• [Work instructions] Write out all of the entries that follow, word for word, but skip the pictures.

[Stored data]
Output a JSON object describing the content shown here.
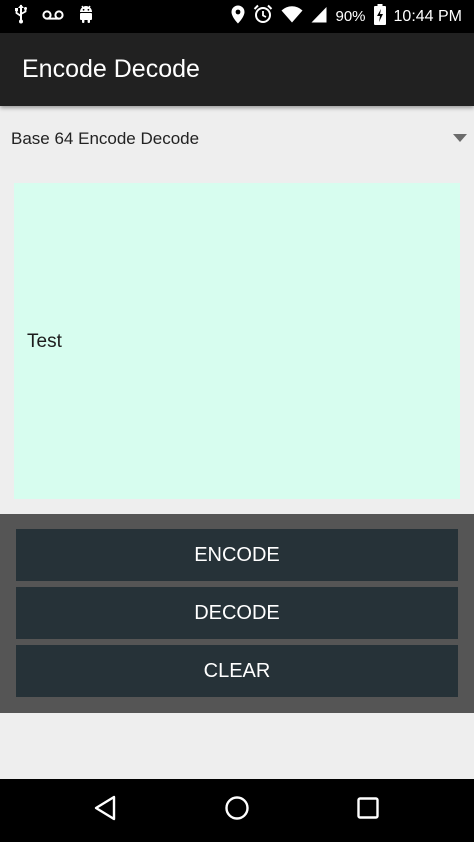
{
  "status_bar": {
    "icons_left": [
      "usb-icon",
      "voicemail-icon",
      "android-icon"
    ],
    "icons_right": [
      "location-icon",
      "alarm-icon",
      "wifi-icon",
      "signal-icon"
    ],
    "battery_percent": "90%",
    "time": "10:44 PM"
  },
  "app_bar": {
    "title": "Encode Decode"
  },
  "spinner": {
    "selected": "Base 64 Encode Decode"
  },
  "input": {
    "value": "Test"
  },
  "buttons": {
    "encode": "ENCODE",
    "decode": "DECODE",
    "clear": "CLEAR"
  },
  "nav_bar": {
    "icons": [
      "back-icon",
      "home-icon",
      "recents-icon"
    ]
  },
  "colors": {
    "app_bar": "#212121",
    "text_area": "#d7fdef",
    "button_panel": "#555555",
    "button": "#263238",
    "background": "#eeeeee"
  }
}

• [Written answer]
Output a JSON object describing the content shown here.
{
  "status_bar": {
    "icons_left": [
      "usb-icon",
      "voicemail-icon",
      "android-icon"
    ],
    "icons_right": [
      "location-icon",
      "alarm-icon",
      "wifi-icon",
      "signal-icon"
    ],
    "battery_percent": "90%",
    "time": "10:44 PM"
  },
  "app_bar": {
    "title": "Encode Decode"
  },
  "spinner": {
    "selected": "Base 64 Encode Decode"
  },
  "input": {
    "value": "Test"
  },
  "buttons": {
    "encode": "ENCODE",
    "decode": "DECODE",
    "clear": "CLEAR"
  },
  "nav_bar": {
    "icons": [
      "back-icon",
      "home-icon",
      "recents-icon"
    ]
  },
  "colors": {
    "app_bar": "#212121",
    "text_area": "#d7fdef",
    "button_panel": "#555555",
    "button": "#263238",
    "background": "#eeeeee"
  }
}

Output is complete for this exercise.